Pizza hints

Once you’ve made the dough, you will no doubt want to make a pizza or two.

Preparation

First, you’ll want to start preheating your oven. I recommend using a pizza stone to cook your pizza. This is just a flat piece of stone or ceramic that’s large enough for a pizza to sit directly on top. Assuming you’re using a pizza stone, you’ll need it to be quite hot. The hotter the better, and the more thoroughly heated the better. At the absolute latest, start preheating the oven when you pull the dough out of the bread machine (or whatever else you make it in) and before you let the dough balls rest.

If you find that your pizza crust comes out more doughy than you like, or that the dough isn’t cooked sufficiently while your cheese or other toppings burn, then your stone isn’t hot enough. Turn up the temperature (even if that seems counter-intuitive) and let the stone warm up longer.

Next, prepare your pizza peel. If you’re cooking the pie on a stone, you’ll need this broad, flat wooden or metal utensil to put the pizza on and take it off of the stone. Prepare the peel by sprinkling it liberally with semolina. I keep a salt shaker full of semolina for sprinkling on the peel.

If you don’t have any semolina (it’s easy to find in two-pound bags in grocery stores in my area), you can use corn meal instead. I have heard that at least some professional pizza parlors use corn meal. I think that semolina is a better choice, however. It’s more granular, so the pizza slides more easily on the peel, and the small granules that burn on the stone and stick to your pizza have a very pleasant, subtle flavor. Corn meal is a bit too fine, and also tends to turn into smoke in the oven.

Note that flour won’t work for this purpose, because you’ll need a lot of it to keep the dough from sticking to the peel, and then you’ll end up with thick powder all over the cooked pizza. The dry flour won’t really cook, but it will stick to the crust, turning to paste in your mouth. Flour is great, however, for working with the dough, such as dividing it into balls and stretching it, in the next step.

# Records provided
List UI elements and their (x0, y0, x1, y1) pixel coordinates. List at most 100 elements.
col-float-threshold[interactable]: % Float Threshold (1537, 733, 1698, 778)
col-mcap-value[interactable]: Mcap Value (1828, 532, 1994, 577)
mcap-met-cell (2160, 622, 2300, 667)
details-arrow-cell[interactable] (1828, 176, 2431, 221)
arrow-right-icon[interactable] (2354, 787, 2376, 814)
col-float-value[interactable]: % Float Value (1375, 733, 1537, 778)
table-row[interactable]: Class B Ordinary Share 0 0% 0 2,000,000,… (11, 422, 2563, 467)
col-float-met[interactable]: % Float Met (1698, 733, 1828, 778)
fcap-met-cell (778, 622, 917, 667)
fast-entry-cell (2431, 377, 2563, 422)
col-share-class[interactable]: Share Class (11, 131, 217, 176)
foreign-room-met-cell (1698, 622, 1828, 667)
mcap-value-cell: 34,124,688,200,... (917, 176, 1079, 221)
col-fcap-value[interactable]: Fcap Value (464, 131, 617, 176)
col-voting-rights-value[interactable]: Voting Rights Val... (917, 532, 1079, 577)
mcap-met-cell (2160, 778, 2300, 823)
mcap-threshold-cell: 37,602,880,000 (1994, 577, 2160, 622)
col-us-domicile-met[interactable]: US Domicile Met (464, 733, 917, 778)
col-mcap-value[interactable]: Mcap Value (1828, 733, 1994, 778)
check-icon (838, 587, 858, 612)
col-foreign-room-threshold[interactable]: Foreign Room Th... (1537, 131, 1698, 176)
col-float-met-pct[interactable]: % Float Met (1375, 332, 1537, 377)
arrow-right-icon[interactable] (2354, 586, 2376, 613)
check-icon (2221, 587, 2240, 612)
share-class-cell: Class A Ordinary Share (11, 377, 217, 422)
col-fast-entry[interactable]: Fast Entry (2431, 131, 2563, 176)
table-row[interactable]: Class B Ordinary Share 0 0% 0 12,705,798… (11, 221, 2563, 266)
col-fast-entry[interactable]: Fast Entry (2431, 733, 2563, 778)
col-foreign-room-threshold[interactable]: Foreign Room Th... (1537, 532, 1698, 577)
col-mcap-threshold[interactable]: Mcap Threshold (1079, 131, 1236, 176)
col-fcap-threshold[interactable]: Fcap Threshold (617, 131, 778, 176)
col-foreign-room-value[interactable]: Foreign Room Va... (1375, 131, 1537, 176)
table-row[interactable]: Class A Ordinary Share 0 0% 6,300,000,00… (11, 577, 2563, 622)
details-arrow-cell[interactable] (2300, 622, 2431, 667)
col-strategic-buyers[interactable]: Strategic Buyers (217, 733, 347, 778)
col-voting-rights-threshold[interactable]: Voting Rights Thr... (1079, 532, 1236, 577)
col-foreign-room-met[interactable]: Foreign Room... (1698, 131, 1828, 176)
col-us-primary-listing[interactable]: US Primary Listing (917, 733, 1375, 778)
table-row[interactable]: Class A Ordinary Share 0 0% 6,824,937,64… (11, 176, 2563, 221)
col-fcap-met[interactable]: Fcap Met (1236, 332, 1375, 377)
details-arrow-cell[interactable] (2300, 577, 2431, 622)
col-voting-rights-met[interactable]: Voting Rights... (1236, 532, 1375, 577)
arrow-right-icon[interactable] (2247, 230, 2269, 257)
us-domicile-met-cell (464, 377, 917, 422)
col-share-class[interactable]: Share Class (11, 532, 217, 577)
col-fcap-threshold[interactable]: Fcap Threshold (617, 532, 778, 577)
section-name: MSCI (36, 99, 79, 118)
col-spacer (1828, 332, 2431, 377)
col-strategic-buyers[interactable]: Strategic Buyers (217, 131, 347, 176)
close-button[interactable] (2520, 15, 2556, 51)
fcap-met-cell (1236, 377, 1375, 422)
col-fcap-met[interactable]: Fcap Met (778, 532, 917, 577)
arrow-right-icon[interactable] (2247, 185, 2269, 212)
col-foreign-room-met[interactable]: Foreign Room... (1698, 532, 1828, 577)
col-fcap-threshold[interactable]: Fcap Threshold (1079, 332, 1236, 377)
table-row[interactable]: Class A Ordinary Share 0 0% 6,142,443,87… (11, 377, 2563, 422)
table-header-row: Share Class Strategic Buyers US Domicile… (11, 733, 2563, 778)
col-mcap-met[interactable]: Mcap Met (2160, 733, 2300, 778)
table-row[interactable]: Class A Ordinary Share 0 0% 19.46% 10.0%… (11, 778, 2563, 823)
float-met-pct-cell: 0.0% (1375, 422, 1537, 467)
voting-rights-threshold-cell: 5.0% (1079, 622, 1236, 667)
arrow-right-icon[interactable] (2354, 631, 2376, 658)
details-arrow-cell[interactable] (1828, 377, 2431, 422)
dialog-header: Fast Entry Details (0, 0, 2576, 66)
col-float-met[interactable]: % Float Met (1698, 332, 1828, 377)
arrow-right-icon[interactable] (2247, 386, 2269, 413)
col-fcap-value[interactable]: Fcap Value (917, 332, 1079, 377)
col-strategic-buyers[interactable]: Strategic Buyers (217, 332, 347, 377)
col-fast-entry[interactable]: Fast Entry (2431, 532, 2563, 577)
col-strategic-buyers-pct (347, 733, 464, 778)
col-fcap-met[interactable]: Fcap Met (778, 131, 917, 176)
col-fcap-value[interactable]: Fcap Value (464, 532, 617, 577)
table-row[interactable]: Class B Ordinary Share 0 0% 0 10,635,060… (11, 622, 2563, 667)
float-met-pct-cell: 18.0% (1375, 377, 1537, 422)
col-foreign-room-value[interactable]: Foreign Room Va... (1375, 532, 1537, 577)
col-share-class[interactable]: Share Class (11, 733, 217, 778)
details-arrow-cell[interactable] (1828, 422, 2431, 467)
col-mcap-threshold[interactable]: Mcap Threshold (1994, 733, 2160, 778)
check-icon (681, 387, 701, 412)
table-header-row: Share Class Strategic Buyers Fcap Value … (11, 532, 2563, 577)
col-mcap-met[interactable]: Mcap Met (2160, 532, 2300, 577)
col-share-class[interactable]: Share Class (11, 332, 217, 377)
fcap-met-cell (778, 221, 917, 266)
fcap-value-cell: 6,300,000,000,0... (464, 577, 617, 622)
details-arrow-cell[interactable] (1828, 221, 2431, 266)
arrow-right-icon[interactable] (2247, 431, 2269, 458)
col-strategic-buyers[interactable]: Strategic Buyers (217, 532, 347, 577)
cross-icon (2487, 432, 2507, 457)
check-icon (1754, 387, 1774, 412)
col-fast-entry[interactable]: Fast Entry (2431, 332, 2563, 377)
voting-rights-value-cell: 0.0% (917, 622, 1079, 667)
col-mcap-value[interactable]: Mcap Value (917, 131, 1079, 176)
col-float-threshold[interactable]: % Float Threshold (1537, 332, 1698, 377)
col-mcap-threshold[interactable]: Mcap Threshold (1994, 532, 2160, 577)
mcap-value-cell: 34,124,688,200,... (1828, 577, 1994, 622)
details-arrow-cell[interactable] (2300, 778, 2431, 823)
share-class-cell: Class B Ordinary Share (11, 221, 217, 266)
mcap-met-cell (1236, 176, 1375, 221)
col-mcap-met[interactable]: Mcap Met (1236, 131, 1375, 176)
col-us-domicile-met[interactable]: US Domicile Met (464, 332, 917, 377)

# Stated goal
Please continue the pizza hints text from its last sentence, picking up with the next step of working with the dough.

# The output
Now it’s time to take your well-rested balls of pizza dough and gently stretch them into the shape of a pizza. I start by flouring my hands and then flattening the ball of dough slightly on the floured counter top. Then I pick it up and gently pull on it to stretch it out to the point where gravity will take over, and then I just hang the stretching dough on my closed fists and manipulate it so that it stretches roughly evenly.

How much you stretch out the dough (together with its water content and the oven temperature) will determine the consistency of your crust. I like my crust to have a crisp bottom surface, but be ever so slightly bready just below the toppings. That requires a very hot stone and dough stretched just thin enough to see light through it.

Make sure there aren’t any holes in the dough—even moderate-sized pinholes can leak sauce through and make the dough stick to the peel. This will cause the whole pie to bunch up anesthetically when you try to slide it into the oven. And as you might expect, that will also affect the cooking consistency.

Place the stretched dough onto the prepared peel. Remember that the size of your pie is limited by both the size of the peel and the size of the stone. It’s convenient to find a peel that’s roughly the same size as your stone.

Ingredients and toppings

With your dough on the peel, add any ingredients you like. A traditional North American pizza would start with some sort of tomato sauce, followed by mozzarella cheese and other toppings, and hopefully a fair amount of spice, like oregano, garlic, crushed or ground hot pepper, or whatever you like. But why limit yourself to that? Try pesto, walnuts and gorgonzola with spinach, or perhaps a little tomato sauce and a mix of gouda, reggiano, mozzarella, and some other cheese you happen to have in the fridge.

Be light-handed spreading sauces and the like onto the dough. You don’t want to mash the dough through the layer of semolina and allow it to stick to the peel.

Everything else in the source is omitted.